▶ [DESCRIPTION OF THE TASK]
Present the following data again exactly as it is shown.

▶ [RECORDS SHOWN]
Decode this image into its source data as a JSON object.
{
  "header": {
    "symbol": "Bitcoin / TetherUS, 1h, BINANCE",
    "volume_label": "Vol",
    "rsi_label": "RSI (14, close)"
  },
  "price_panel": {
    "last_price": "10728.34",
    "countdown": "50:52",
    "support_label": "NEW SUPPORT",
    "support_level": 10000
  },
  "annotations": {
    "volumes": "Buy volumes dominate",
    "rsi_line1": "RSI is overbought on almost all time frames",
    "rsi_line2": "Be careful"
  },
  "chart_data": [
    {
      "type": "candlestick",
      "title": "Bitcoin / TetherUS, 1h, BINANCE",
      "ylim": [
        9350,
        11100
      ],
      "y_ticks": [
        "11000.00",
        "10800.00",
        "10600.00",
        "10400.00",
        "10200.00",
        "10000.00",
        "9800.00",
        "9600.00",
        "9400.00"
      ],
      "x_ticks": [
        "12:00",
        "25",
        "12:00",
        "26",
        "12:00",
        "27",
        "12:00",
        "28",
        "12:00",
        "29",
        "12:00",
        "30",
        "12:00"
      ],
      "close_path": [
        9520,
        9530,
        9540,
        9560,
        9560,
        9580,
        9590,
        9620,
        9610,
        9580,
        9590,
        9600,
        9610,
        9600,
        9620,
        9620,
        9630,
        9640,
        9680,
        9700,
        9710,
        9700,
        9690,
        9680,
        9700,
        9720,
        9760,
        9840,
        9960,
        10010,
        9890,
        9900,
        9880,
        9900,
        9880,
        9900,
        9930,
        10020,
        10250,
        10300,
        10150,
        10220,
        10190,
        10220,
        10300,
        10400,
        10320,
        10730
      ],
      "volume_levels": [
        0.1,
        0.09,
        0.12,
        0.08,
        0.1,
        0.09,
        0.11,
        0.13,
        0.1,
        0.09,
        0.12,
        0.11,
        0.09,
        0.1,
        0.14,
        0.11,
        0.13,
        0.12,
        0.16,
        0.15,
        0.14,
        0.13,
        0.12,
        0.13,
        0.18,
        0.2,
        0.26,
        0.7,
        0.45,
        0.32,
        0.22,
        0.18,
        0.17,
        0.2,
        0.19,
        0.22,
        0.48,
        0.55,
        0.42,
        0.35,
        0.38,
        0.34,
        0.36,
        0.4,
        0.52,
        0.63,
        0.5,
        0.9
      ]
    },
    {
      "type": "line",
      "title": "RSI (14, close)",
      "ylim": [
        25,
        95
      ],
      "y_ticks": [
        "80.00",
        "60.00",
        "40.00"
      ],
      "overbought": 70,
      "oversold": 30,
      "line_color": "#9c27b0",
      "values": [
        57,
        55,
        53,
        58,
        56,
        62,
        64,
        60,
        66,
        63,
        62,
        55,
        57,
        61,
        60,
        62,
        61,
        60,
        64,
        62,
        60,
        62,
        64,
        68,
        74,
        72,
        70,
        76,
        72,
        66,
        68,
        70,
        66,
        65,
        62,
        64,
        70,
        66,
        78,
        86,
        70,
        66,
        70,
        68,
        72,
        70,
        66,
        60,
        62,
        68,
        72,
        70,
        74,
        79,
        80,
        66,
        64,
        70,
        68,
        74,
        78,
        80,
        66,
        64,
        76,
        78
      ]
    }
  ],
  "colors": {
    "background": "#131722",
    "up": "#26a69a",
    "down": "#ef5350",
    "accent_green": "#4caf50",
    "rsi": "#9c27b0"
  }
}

▶ [SOLUTION BELOW]
Decode this image into its source data as a JSON object.
{
  "header": {
    "symbol": "Bitcoin / TetherUS, 1h, BINANCE",
    "volume_label": "Vol",
    "rsi_label": "RSI (14, close)"
  },
  "price_panel": {
    "last_price": "10728.34",
    "countdown": "50:52",
    "support_label": "NEW SUPPORT",
    "support_level": 10000
  },
  "annotations": {
    "volumes": "Buy volumes dominate",
    "rsi_line1": "RSI is overbought on almost all time frames",
    "rsi_line2": "Be careful"
  },
  "chart_data": [
    {
      "type": "candlestick",
      "title": "Bitcoin / TetherUS, 1h, BINANCE",
      "ylim": [
        9350,
        11100
      ],
      "y_ticks": [
        "11000.00",
        "10800.00",
        "10600.00",
        "10400.00",
        "10200.00",
        "10000.00",
        "9800.00",
        "9600.00",
        "9400.00"
      ],
      "x_ticks": [
        "12:00",
        "25",
        "12:00",
        "26",
        "12:00",
        "27",
        "12:00",
        "28",
        "12:00",
        "29",
        "12:00",
        "30",
        "12:00"
      ],
      "close_path": [
        9520,
        9530,
        9540,
        9560,
        9560,
        9580,
        9590,
        9620,
        9610,
        9580,
        9590,
        9600,
        9610,
        9600,
        9620,
        9620,
        9630,
        9640,
        9680,
        9700,
        9710,
        9700,
        9690,
        9680,
        9700,
        9720,
        9760,
        9840,
        9960,
        10010,
        9890,
        9900,
        9880,
        9900,
        9880,
        9900,
        9930,
        10020,
        10250,
        10300,
        10150,
        10220,
        10190,
        10220,
        10300,
        10400,
        10320,
        10730
      ],
      "volume_levels": [
        0.1,
        0.09,
        0.12,
        0.08,
        0.1,
        0.09,
        0.11,
        0.13,
        0.1,
        0.09,
        0.12,
        0.11,
        0.09,
        0.1,
        0.14,
        0.11,
        0.13,
        0.12,
        0.16,
        0.15,
        0.14,
        0.13,
        0.12,
        0.13,
        0.18,
        0.2,
        0.26,
        0.7,
        0.45,
        0.32,
        0.22,
        0.18,
        0.17,
        0.2,
        0.19,
        0.22,
        0.48,
        0.55,
        0.42,
        0.35,
        0.38,
        0.34,
        0.36,
        0.4,
        0.52,
        0.63,
        0.5,
        0.9
      ]
    },
    {
      "type": "line",
      "title": "RSI (14, close)",
      "ylim": [
        25,
        95
      ],
      "y_ticks": [
        "80.00",
        "60.00",
        "40.00"
      ],
      "overbought": 70,
      "oversold": 30,
      "line_color": "#9c27b0",
      "values": [
        57,
        55,
        53,
        58,
        56,
        62,
        64,
        60,
        66,
        63,
        62,
        55,
        57,
        61,
        60,
        62,
        61,
        60,
        64,
        62,
        60,
        62,
        64,
        68,
        74,
        72,
        70,
        76,
        72,
        66,
        68,
        70,
        66,
        65,
        62,
        64,
        70,
        66,
        78,
        86,
        70,
        66,
        70,
        68,
        72,
        70,
        66,
        60,
        62,
        68,
        72,
        70,
        74,
        79,
        80,
        66,
        64,
        70,
        68,
        74,
        78,
        80,
        66,
        64,
        76,
        78
      ]
    }
  ],
  "colors": {
    "background": "#131722",
    "up": "#26a69a",
    "down": "#ef5350",
    "accent_green": "#4caf50",
    "rsi": "#9c27b0"
  }
}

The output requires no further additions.